» **Dataset records**:
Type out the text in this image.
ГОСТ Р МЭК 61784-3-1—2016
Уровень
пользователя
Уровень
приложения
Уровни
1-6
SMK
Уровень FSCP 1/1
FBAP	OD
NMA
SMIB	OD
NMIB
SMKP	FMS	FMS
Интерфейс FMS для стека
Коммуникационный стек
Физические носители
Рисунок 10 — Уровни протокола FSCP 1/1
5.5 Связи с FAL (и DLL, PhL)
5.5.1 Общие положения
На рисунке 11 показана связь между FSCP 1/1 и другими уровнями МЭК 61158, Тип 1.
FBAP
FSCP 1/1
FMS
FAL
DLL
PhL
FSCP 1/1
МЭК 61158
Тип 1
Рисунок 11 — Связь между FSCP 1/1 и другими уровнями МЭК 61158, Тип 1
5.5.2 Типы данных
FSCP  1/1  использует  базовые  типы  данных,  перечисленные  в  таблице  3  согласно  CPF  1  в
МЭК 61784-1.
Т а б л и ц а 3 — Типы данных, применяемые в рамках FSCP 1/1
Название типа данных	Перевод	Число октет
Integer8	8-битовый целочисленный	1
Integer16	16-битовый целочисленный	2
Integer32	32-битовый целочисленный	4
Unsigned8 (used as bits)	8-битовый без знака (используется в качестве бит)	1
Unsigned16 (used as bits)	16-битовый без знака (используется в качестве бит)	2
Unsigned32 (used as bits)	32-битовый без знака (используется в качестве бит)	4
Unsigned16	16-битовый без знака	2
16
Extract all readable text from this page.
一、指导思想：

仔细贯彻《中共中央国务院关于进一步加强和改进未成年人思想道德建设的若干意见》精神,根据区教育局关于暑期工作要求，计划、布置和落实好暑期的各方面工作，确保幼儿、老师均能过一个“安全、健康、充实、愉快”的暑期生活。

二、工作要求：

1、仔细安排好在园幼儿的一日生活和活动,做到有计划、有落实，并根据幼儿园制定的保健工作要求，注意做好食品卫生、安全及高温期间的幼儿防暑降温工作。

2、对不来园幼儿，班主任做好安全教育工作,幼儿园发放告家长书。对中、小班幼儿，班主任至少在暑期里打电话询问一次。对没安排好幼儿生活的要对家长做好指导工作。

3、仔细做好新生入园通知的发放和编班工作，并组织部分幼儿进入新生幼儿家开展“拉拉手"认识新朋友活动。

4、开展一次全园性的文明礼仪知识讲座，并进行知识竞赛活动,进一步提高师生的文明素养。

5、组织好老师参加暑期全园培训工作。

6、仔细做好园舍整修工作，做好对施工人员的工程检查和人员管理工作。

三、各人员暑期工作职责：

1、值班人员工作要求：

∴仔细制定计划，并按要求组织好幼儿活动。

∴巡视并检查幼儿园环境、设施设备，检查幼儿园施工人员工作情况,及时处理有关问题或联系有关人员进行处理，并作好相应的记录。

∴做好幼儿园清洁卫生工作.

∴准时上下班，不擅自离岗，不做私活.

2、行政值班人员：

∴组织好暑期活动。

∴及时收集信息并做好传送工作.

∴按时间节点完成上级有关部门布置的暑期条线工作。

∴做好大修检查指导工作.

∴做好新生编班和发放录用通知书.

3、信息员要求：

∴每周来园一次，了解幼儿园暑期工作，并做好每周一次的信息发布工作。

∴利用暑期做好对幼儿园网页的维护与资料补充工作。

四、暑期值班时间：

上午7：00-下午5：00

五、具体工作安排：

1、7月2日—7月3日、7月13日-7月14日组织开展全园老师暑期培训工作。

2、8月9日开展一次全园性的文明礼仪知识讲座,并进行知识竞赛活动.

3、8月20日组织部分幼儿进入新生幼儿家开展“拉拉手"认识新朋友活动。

» **Given task**:
Write out all the data again, exactly as it appears.

» **Completed exercise**:
Type out the text in this image.
ГОСТ Р МЭК 61784-3-1—2016
Уровень
пользователя
Уровень
приложения
Уровни
1-6
SMK
Уровень FSCP 1/1
FBAP	OD
NMA
SMIB	OD
NMIB
SMKP	FMS	FMS
Интерфейс FMS для стека
Коммуникационный стек
Физические носители
Рисунок 10 — Уровни протокола FSCP 1/1
5.5 Связи с FAL (и DLL, PhL)
5.5.1 Общие положения
На рисунке 11 показана связь между FSCP 1/1 и другими уровнями МЭК 61158, Тип 1.
FBAP
FSCP 1/1
FMS
FAL
DLL
PhL
FSCP 1/1
МЭК 61158
Тип 1
Рисунок 11 — Связь между FSCP 1/1 и другими уровнями МЭК 61158, Тип 1
5.5.2 Типы данных
FSCP  1/1  использует  базовые  типы  данных,  перечисленные  в  таблице  3  согласно  CPF  1  в
МЭК 61784-1.
Т а б л и ц а 3 — Типы данных, применяемые в рамках FSCP 1/1
Название типа данных	Перевод	Число октет
Integer8	8-битовый целочисленный	1
Integer16	16-битовый целочисленный	2
Integer32	32-битовый целочисленный	4
Unsigned8 (used as bits)	8-битовый без знака (используется в качестве бит)	1
Unsigned16 (used as bits)	16-битовый без знака (используется в качестве бит)	2
Unsigned32 (used as bits)	32-битовый без знака (используется в качестве бит)	4
Unsigned16	16-битовый без знака	2
16
Extract all readable text from this page.
一、指导思想：

仔细贯彻《中共中央国务院关于进一步加强和改进未成年人思想道德建设的若干意见》精神,根据区教育局关于暑期工作要求，计划、布置和落实好暑期的各方面工作，确保幼儿、老师均能过一个“安全、健康、充实、愉快”的暑期生活。

二、工作要求：

1、仔细安排好在园幼儿的一日生活和活动,做到有计划、有落实，并根据幼儿园制定的保健工作要求，注意做好食品卫生、安全及高温期间的幼儿防暑降温工作。

2、对不来园幼儿，班主任做好安全教育工作,幼儿园发放告家长书。对中、小班幼儿，班主任至少在暑期里打电话询问一次。对没安排好幼儿生活的要对家长做好指导工作。

3、仔细做好新生入园通知的发放和编班工作，并组织部分幼儿进入新生幼儿家开展“拉拉手"认识新朋友活动。

4、开展一次全园性的文明礼仪知识讲座，并进行知识竞赛活动,进一步提高师生的文明素养。

5、组织好老师参加暑期全园培训工作。

6、仔细做好园舍整修工作，做好对施工人员的工程检查和人员管理工作。

三、各人员暑期工作职责：

1、值班人员工作要求：

∴仔细制定计划，并按要求组织好幼儿活动。

∴巡视并检查幼儿园环境、设施设备，检查幼儿园施工人员工作情况,及时处理有关问题或联系有关人员进行处理，并作好相应的记录。

∴做好幼儿园清洁卫生工作.

∴准时上下班，不擅自离岗，不做私活.

2、行政值班人员：

∴组织好暑期活动。

∴及时收集信息并做好传送工作.

∴按时间节点完成上级有关部门布置的暑期条线工作。

∴做好大修检查指导工作.

∴做好新生编班和发放录用通知书.

3、信息员要求：

∴每周来园一次，了解幼儿园暑期工作，并做好每周一次的信息发布工作。

∴利用暑期做好对幼儿园网页的维护与资料补充工作。

四、暑期值班时间：

上午7：00-下午5：00

五、具体工作安排：

1、7月2日—7月3日、7月13日-7月14日组织开展全园老师暑期培训工作。

2、8月9日开展一次全园性的文明礼仪知识讲座,并进行知识竞赛活动.

3、8月20日组织部分幼儿进入新生幼儿家开展“拉拉手"认识新朋友活动。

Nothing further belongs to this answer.